━━━ Data rows ━━━
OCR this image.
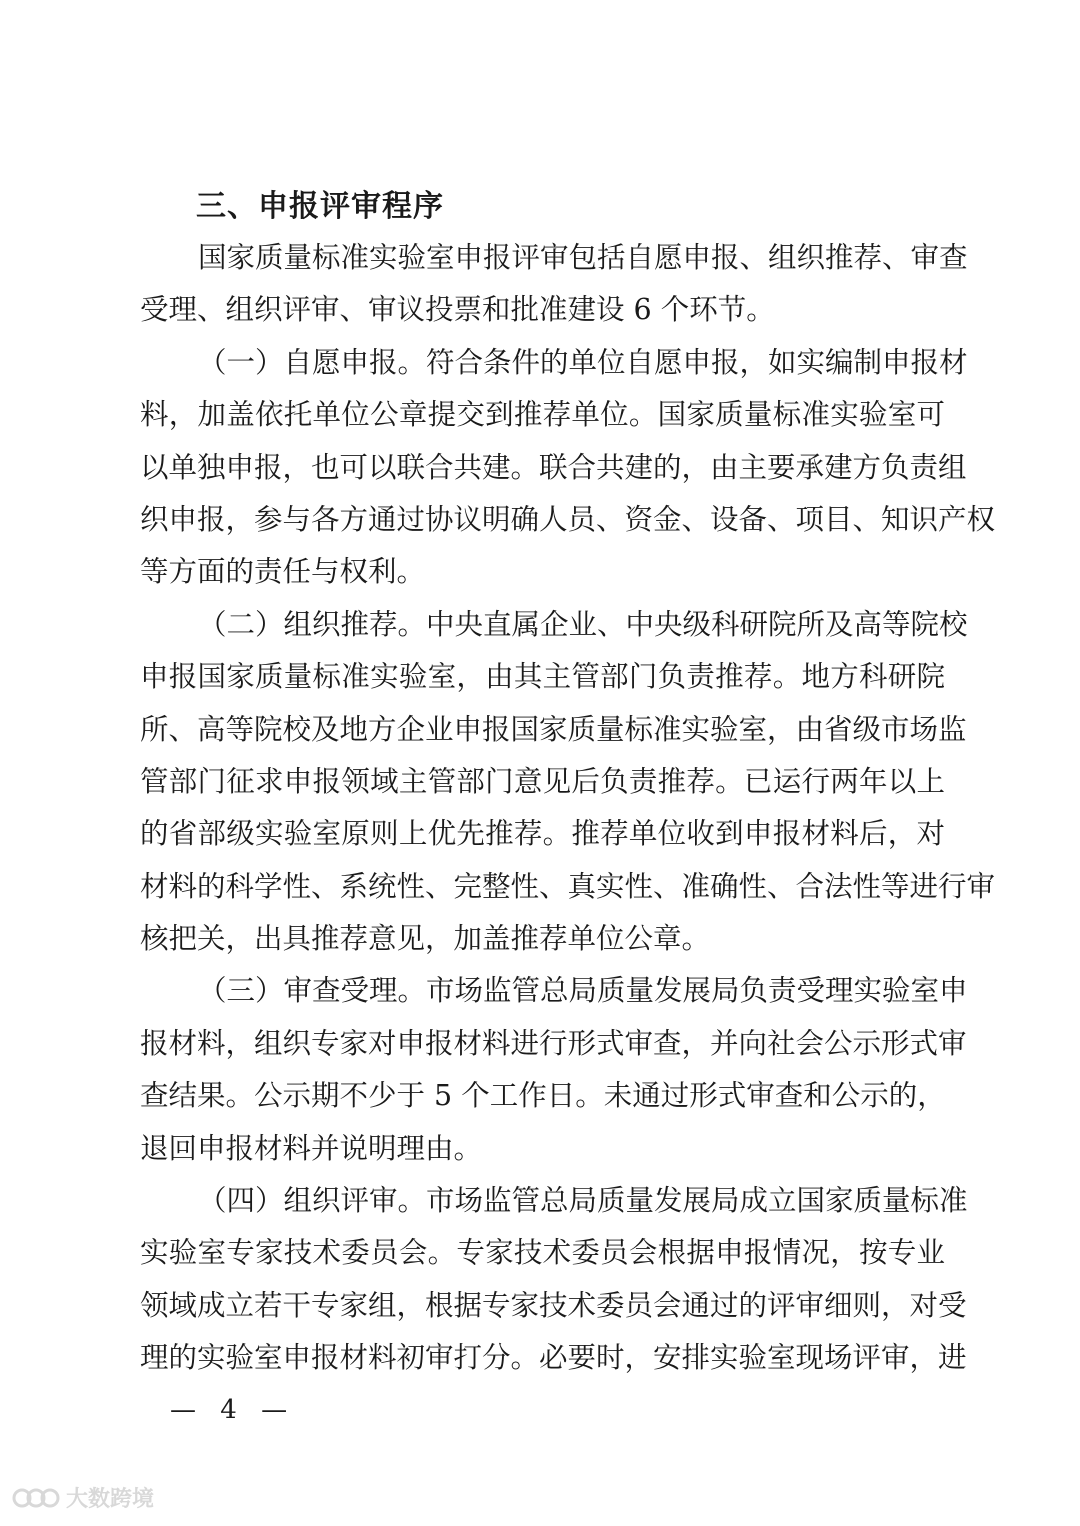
三、申报评审程序
国家质量标准实验室申报评审包括自愿申报、组织推荐、审查
受理、组织评审、审议投票和批准建设 6 个环节。
（一）自愿申报。符合条件的单位自愿申报，如实编制申报材
料，加盖依托单位公章提交到推荐单位。国家质量标准实验室可
以单独申报，也可以联合共建。联合共建的，由主要承建方负责组
织申报，参与各方通过协议明确人员、资金、设备、项目、知识产权
等方面的责任与权利。
（二）组织推荐。中央直属企业、中央级科研院所及高等院校
申报国家质量标准实验室，由其主管部门负责推荐。地方科研院
所、高等院校及地方企业申报国家质量标准实验室，由省级市场监
管部门征求申报领域主管部门意见后负责推荐。已运行两年以上
的省部级实验室原则上优先推荐。推荐单位收到申报材料后，对
材料的科学性、系统性、完整性、真实性、准确性、合法性等进行审
核把关，出具推荐意见，加盖推荐单位公章。
（三）审查受理。市场监管总局质量发展局负责受理实验室申
报材料，组织专家对申报材料进行形式审查，并向社会公示形式审
查结果。公示期不少于 5 个工作日。未通过形式审查和公示的，
退回申报材料并说明理由。
（四）组织评审。市场监管总局质量发展局成立国家质量标准
实验室专家技术委员会。专家技术委员会根据申报情况，按专业
领域成立若干专家组，根据专家技术委员会通过的评审细则，对受
理的实验室申报材料初审打分。必要时，安排实验室现场评审，进
— 4 —
大数跨境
━━━
__The problem__
Every line that holds the string "组织评审" should be returned.

__Task output__
受理、组织评审、审议投票和批准建设 6 个环节。
（四）组织评审。市场监管总局质量发展局成立国家质量标准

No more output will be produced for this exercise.